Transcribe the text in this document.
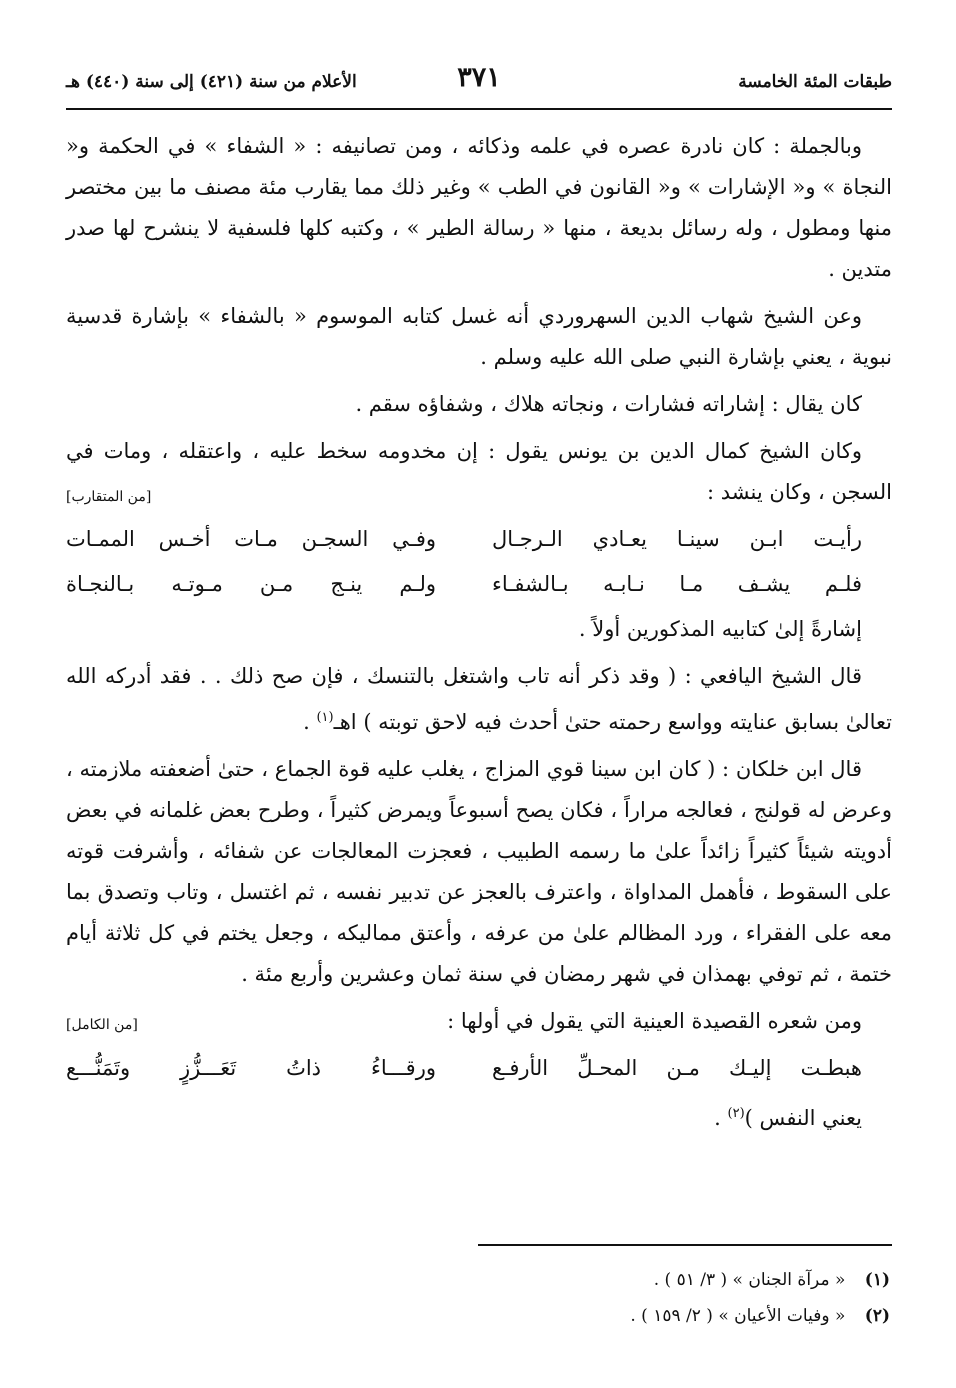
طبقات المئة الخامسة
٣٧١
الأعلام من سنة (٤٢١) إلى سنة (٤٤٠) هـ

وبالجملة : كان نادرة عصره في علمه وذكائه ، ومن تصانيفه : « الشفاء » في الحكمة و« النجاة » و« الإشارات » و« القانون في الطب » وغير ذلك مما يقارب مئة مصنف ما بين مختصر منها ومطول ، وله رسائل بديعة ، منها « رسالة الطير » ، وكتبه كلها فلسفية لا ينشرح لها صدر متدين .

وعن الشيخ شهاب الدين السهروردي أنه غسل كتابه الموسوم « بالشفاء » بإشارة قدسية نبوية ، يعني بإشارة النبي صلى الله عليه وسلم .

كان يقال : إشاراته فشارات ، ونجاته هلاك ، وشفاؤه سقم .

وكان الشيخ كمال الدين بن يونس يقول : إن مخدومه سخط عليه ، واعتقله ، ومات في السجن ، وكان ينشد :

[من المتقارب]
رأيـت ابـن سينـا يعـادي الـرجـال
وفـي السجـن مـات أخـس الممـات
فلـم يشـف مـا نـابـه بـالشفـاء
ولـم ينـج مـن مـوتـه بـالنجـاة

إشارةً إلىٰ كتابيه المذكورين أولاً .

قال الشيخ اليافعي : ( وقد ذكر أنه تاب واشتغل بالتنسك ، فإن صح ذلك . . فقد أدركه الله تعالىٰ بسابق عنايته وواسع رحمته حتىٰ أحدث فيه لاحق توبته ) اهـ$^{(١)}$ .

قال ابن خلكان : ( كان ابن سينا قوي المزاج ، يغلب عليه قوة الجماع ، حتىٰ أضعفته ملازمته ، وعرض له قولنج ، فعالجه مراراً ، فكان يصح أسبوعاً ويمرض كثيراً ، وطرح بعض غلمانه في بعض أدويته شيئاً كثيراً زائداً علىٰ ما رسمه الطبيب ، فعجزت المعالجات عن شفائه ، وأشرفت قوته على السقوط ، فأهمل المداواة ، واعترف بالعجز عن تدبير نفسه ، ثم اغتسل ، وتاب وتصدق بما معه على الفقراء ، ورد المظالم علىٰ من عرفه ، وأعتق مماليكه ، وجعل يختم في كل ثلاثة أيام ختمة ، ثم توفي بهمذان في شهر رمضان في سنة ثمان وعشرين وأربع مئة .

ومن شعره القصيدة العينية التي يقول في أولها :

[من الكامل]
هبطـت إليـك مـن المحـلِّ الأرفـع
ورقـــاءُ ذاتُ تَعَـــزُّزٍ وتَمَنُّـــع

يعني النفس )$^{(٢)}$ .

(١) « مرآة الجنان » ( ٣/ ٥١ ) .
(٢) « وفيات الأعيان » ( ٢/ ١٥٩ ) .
------------------------------------------------------------------------
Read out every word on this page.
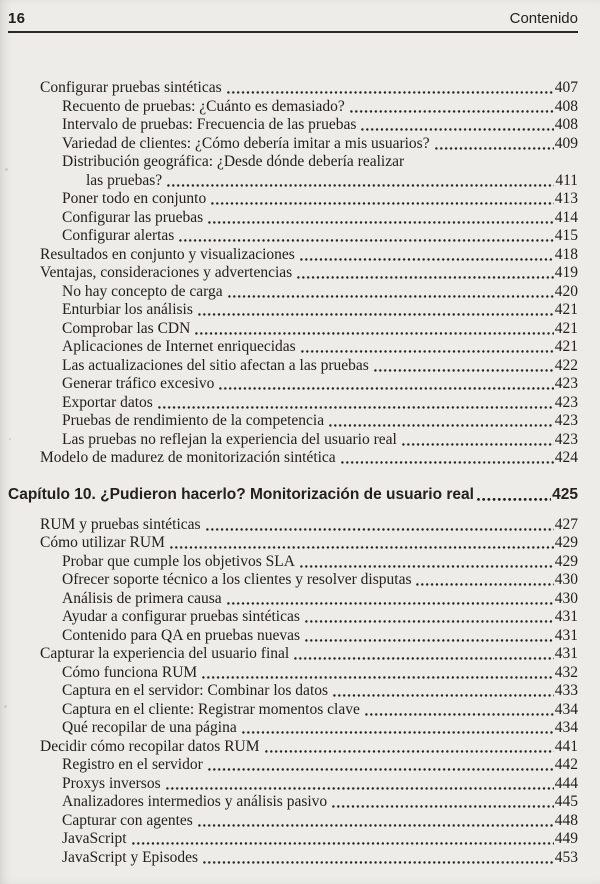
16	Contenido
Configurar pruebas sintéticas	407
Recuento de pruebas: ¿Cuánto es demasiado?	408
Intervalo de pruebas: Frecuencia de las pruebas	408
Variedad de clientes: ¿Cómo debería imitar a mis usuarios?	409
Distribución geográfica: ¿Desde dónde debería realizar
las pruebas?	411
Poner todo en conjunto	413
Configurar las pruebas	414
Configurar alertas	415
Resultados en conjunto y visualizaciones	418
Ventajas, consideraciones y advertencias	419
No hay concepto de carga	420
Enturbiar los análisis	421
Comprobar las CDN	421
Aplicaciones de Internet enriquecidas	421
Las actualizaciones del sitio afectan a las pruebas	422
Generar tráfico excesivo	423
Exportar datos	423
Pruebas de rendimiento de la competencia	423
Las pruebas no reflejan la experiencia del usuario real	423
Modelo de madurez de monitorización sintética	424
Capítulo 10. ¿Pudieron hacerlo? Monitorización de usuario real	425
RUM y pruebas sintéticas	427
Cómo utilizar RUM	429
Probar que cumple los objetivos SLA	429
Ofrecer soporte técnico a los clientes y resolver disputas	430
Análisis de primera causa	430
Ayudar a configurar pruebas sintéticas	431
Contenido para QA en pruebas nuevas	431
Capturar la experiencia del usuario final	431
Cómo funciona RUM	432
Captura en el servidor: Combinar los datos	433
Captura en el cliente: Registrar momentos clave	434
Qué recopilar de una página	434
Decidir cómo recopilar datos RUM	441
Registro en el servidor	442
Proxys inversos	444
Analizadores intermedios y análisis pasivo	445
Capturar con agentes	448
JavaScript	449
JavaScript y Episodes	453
------------------------------------------------------------------------
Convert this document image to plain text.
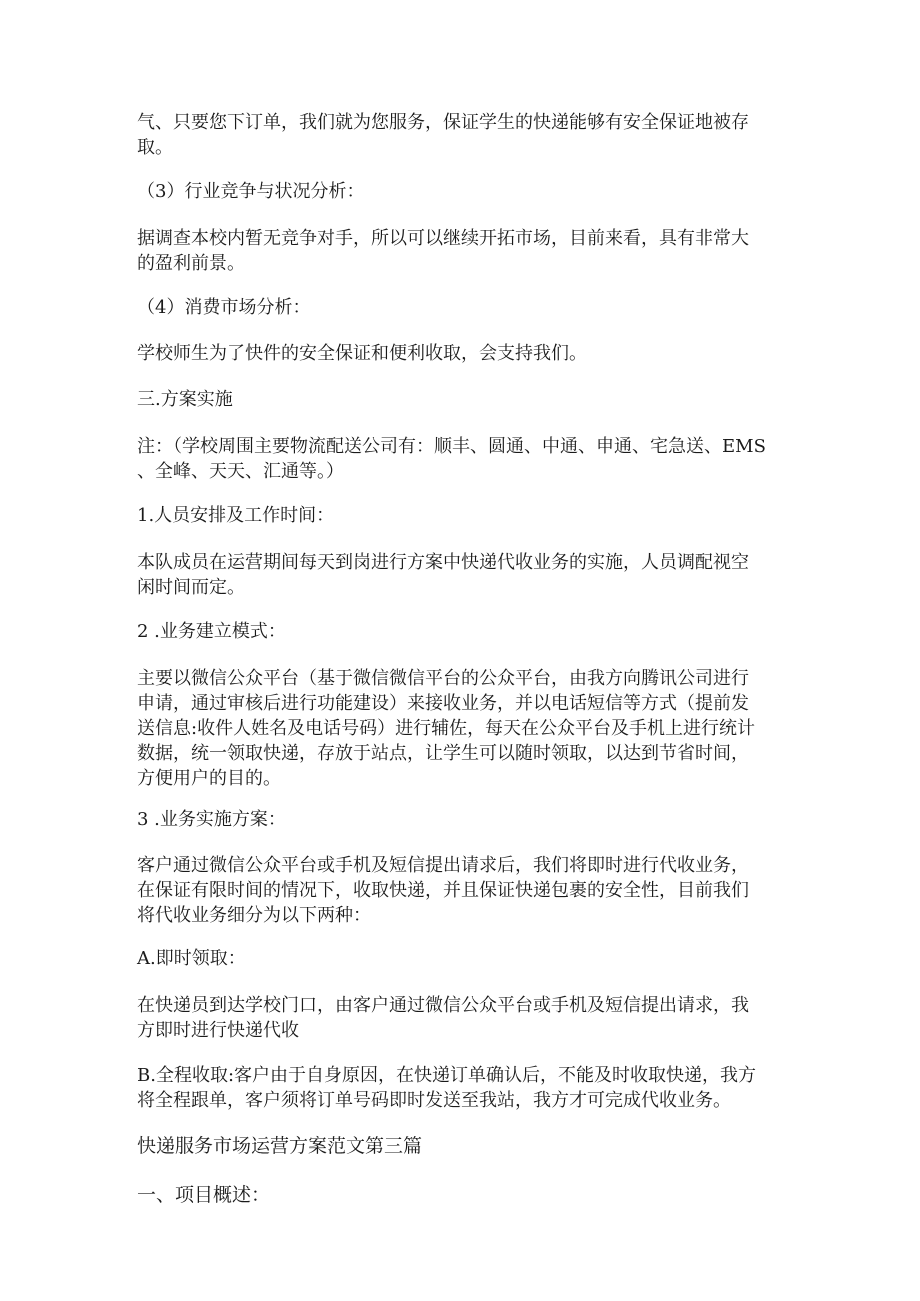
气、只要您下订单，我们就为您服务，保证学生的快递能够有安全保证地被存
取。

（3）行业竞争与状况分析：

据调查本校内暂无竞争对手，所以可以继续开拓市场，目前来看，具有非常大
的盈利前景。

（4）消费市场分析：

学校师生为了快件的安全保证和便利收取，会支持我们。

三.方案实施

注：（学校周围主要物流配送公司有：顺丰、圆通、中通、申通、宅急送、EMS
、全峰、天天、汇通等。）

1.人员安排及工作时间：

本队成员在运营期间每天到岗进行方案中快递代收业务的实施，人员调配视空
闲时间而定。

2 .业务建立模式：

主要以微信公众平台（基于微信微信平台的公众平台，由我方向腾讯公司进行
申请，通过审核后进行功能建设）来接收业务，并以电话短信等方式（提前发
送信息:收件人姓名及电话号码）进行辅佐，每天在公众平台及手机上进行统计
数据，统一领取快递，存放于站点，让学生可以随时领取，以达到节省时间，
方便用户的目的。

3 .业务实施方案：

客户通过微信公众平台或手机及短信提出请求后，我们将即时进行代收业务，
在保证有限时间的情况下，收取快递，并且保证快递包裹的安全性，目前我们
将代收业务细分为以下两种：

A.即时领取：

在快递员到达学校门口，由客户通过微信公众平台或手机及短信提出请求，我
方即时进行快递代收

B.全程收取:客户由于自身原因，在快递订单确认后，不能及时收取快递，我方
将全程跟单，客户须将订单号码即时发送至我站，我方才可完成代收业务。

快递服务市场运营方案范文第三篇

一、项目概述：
------------------------------------------------------------------------
* [Request]: Identify and list each line with the word "الشيخ".

* [Task solution]:
وعن الشيخ شهاب الدين السهروردي أنه غسل كتابه الموسوم « بالشفاء » بإشارة قدسية نبوية ، يعني بإشارة النبي صلى الله عليه وسلم .
وكان الشيخ كمال الدين بن يونس يقول : إن مخدومه سخط عليه ، واعتقله ، ومات في السجن ، وكان ينشد :
قال الشيخ اليافعي : ( وقد ذكر أنه تاب واشتغل بالتنسك ، فإن صح ذلك . . فقد أدركه الله تعالىٰ بسابق عنايته وواسع رحمته حتىٰ أحدث فيه لاحق توبته ) اهـ$^{(١)}$ .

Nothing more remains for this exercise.